Make an exact copy of all the material below, apart from the pictures.

━━━━━━━━━━━━━━━━━━━━━━━━━━━━━━

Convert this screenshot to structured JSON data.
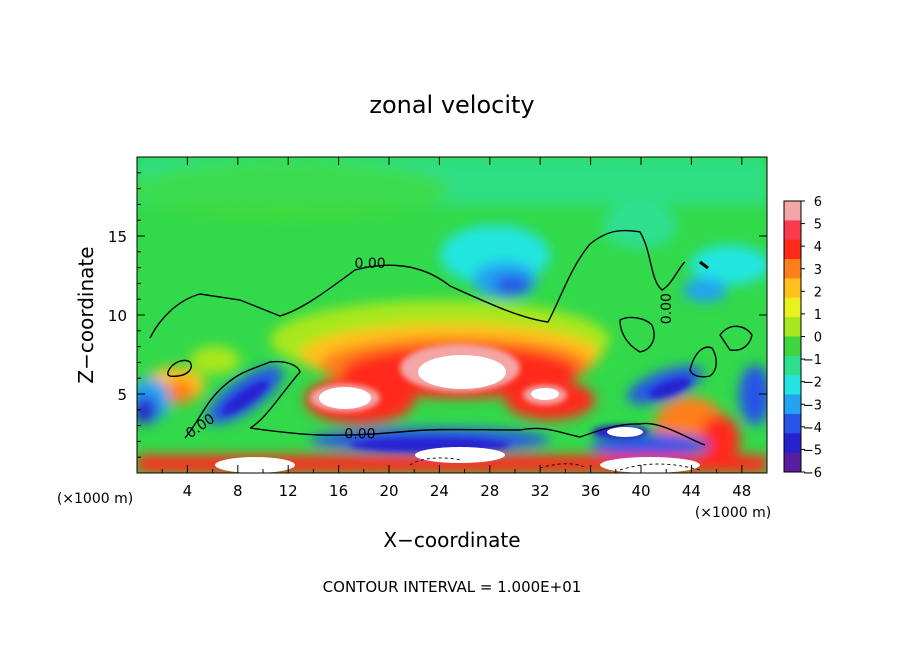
{
  "chart_data": {
    "type": "heatmap",
    "title": "zonal velocity",
    "xlabel": "X−coordinate",
    "ylabel": "Z−coordinate",
    "xunit_left": "(×1000 m)",
    "xunit_right": "(×1000 m)",
    "footer": "CONTOUR INTERVAL = 1.000E+01",
    "xlim": [
      0,
      50
    ],
    "ylim": [
      0,
      20
    ],
    "xticks": [
      4,
      8,
      12,
      16,
      20,
      24,
      28,
      32,
      36,
      40,
      44,
      48
    ],
    "xtick_labels": [
      "4",
      "8",
      "12",
      "16",
      "20",
      "24",
      "28",
      "32",
      "36",
      "40",
      "44",
      "48"
    ],
    "yticks": [
      5,
      10,
      15
    ],
    "ytick_labels": [
      "5",
      "10",
      "15"
    ],
    "colorbar": {
      "min": -6,
      "max": 6,
      "ticks": [
        "6",
        "5",
        "4",
        "3",
        "2",
        "1",
        "0",
        "−1",
        "−2",
        "−3",
        "−4",
        "−5",
        "−6"
      ],
      "colors": [
        "#f4a6a6",
        "#fd3a4d",
        "#ff2a1a",
        "#ff7e1c",
        "#ffc11c",
        "#e9f21c",
        "#a8e81c",
        "#3ed63c",
        "#2edf8e",
        "#20e5e0",
        "#23a3f2",
        "#2655e8",
        "#2622d0",
        "#5a1d9e"
      ]
    },
    "contours": [
      {
        "label": "0.00",
        "label_x": 17.7,
        "label_y": 2.5
      },
      {
        "label": "0.00",
        "label_x": 18.5,
        "label_y": 13.3
      },
      {
        "label": "0.00",
        "label_x": 42.0,
        "label_y": 10.4
      },
      {
        "label": "0.00",
        "label_x": 5.0,
        "label_y": 3.0
      }
    ],
    "grid": false,
    "legend": "right colorbar"
  }
}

━━━━━━━━━━━━━━━━━━━━━━━━━━━━━━

SOLUTION BELOW
Convert this screenshot to structured JSON data.
{
  "chart_data": {
    "type": "heatmap",
    "title": "zonal velocity",
    "xlabel": "X−coordinate",
    "ylabel": "Z−coordinate",
    "xunit_left": "(×1000 m)",
    "xunit_right": "(×1000 m)",
    "footer": "CONTOUR INTERVAL = 1.000E+01",
    "xlim": [
      0,
      50
    ],
    "ylim": [
      0,
      20
    ],
    "xticks": [
      4,
      8,
      12,
      16,
      20,
      24,
      28,
      32,
      36,
      40,
      44,
      48
    ],
    "xtick_labels": [
      "4",
      "8",
      "12",
      "16",
      "20",
      "24",
      "28",
      "32",
      "36",
      "40",
      "44",
      "48"
    ],
    "yticks": [
      5,
      10,
      15
    ],
    "ytick_labels": [
      "5",
      "10",
      "15"
    ],
    "colorbar": {
      "min": -6,
      "max": 6,
      "ticks": [
        "6",
        "5",
        "4",
        "3",
        "2",
        "1",
        "0",
        "−1",
        "−2",
        "−3",
        "−4",
        "−5",
        "−6"
      ],
      "colors": [
        "#f4a6a6",
        "#fd3a4d",
        "#ff2a1a",
        "#ff7e1c",
        "#ffc11c",
        "#e9f21c",
        "#a8e81c",
        "#3ed63c",
        "#2edf8e",
        "#20e5e0",
        "#23a3f2",
        "#2655e8",
        "#2622d0",
        "#5a1d9e"
      ]
    },
    "contours": [
      {
        "label": "0.00",
        "label_x": 17.7,
        "label_y": 2.5
      },
      {
        "label": "0.00",
        "label_x": 18.5,
        "label_y": 13.3
      },
      {
        "label": "0.00",
        "label_x": 42.0,
        "label_y": 10.4
      },
      {
        "label": "0.00",
        "label_x": 5.0,
        "label_y": 3.0
      }
    ],
    "grid": false,
    "legend": "right colorbar"
  }
}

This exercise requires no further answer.